Data entries

====================

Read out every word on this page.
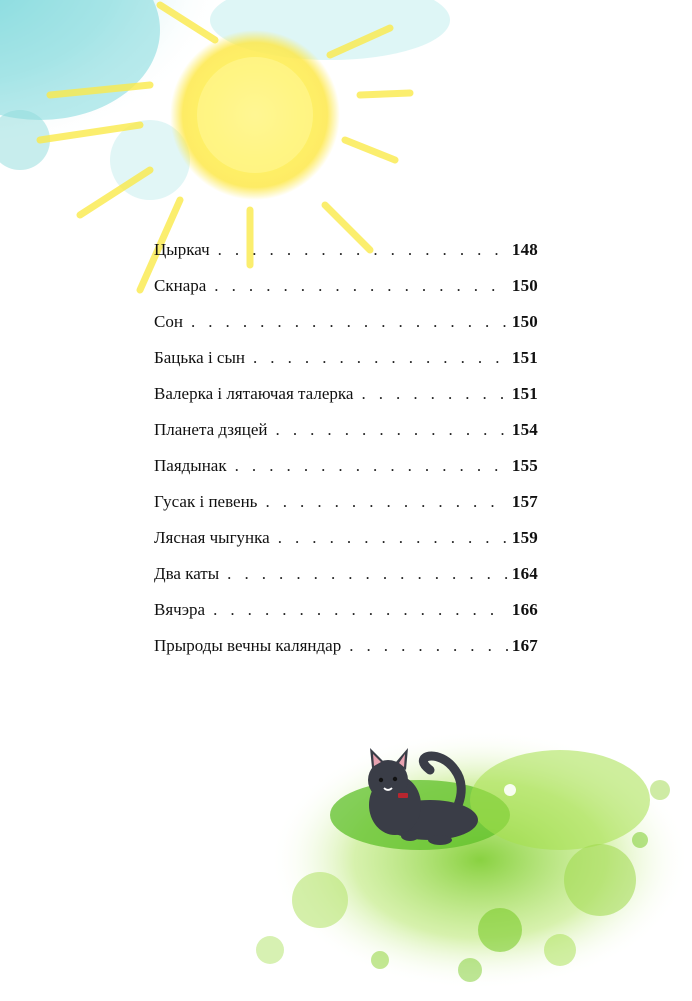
Цыркач . . .	148
Скнара . . .	150
Сон . . .	150
Бацька і сын . . .	151
Валерка і лятаючая талерка . . .	151
Планета дзяцей . . .	154
Паядынак . . .	155
Гусак і певень . . .	157
Лясная чыгунка . . .	159
Два каты . . .	164
Вячэра . . .	166
Прыроды вечны каляндар . . .	167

====================

PROBLEM REQUIREMENTS: Reproduce the data word for word, excluding its pictures.

OUTPUT OF THE EXERCISE:
Read out every word on this page.
Цыркач . . .	148
Скнара . . .	150
Сон . . .	150
Бацька і сын . . .	151
Валерка і лятаючая талерка . . .	151
Планета дзяцей . . .	154
Паядынак . . .	155
Гусак і певень . . .	157
Лясная чыгунка . . .	159
Два каты . . .	164
Вячэра . . .	166
Прыроды вечны каляндар . . .	167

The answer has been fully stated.